> **Excerpted text**:
/---
# Problems with my 35 whelen



## Nathanwild

I got a single shot Handi rifle from H&R that is a 35 Whelen about a year ago and I just cant get it to shot right. I have tired several different scopes on it and i cant get it to shot with any accuracy. I don't know whats wrong I don't know if there is much that can go wrong with a single shot. any ideas of what it might be?


----------



## Critter

What are you calling accurate? I am not familiar with that rifle but on my Ruger #1 22-250 if the forarm screw is too tight accuracy will go all to _____ But with it set up right it shoots sub moa all day long at 100 yards.


----------



## gwailow

What ammo did you shoot from it? I know the HR 35 Whelen has issues with some ammo....


----------



## Loke

First of all, the Handi Rifle is not known for its stellar accuracy. Neither is the 35 Whelen cartridge. If you are getting 2" or better groups at 100 yards, you are doing better that any reasonable person should expect from that rifle and cartridge combination.


----------



## gregkdc

Handi’s can be accurate but they are finicky at the same time. 

The first thing I would check is to make sure there is no oil on the latch and latch shelf. Apparently this small amount of oil can make so the gun doesn’t close up consistently and effects accuracy.
Also have you tried floating the forend? This can easily be done by taking the forend off and place either a rubber washer or grommet onto the forend lug. When you screw it back together this should lift the barrel off of the forend.
Last because of how they are made some handi’s never shoot well. I have a .30-06 handi that no matter what I did I couldn’t get it to shoot less than 3” at 100 yards. When I started reloading I found out that the chamber of this gun has an excessively long throat. It is the consensus of many handi owners that if you get one of the handi’s with a long throat that the gun will never shoot well.
\---
> **Work to do**:
1/ According to the 35 Whelen thread, why should the latch and latch shelf of a Handi rifle be checked for oil? Answer in one to three sentences.
2/ Duplicate the 35 Whelen thread from "The first thing" up to and including "and effects accuracy.".
The items bear no relation to the 35 Whelen thread.

> **Data extract**:
/---
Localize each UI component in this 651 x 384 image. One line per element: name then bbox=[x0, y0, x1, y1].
\---
/---
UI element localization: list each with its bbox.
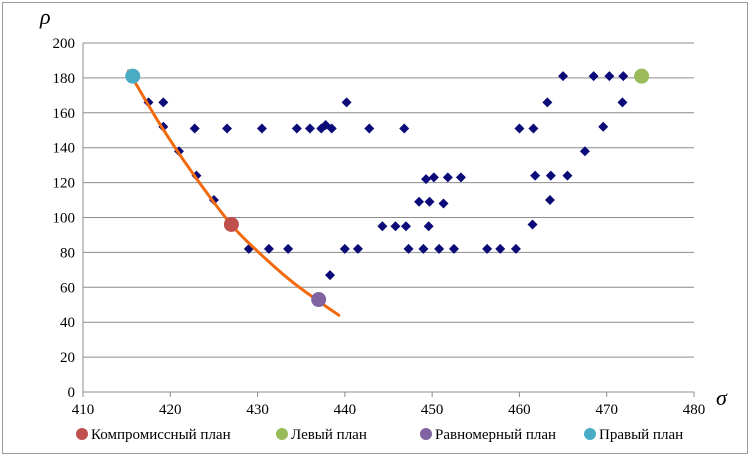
\---
> **Solution list**:
1/ Even a small amount of oil on the latch and latch shelf can keep the gun from closing consistently. That inconsistency hurts accuracy.

2/
The first thing I would check is to make sure there is no oil on the latch and latch shelf. Apparently this small amount of oil can make so the gun doesn’t close up consistently and effects accuracy.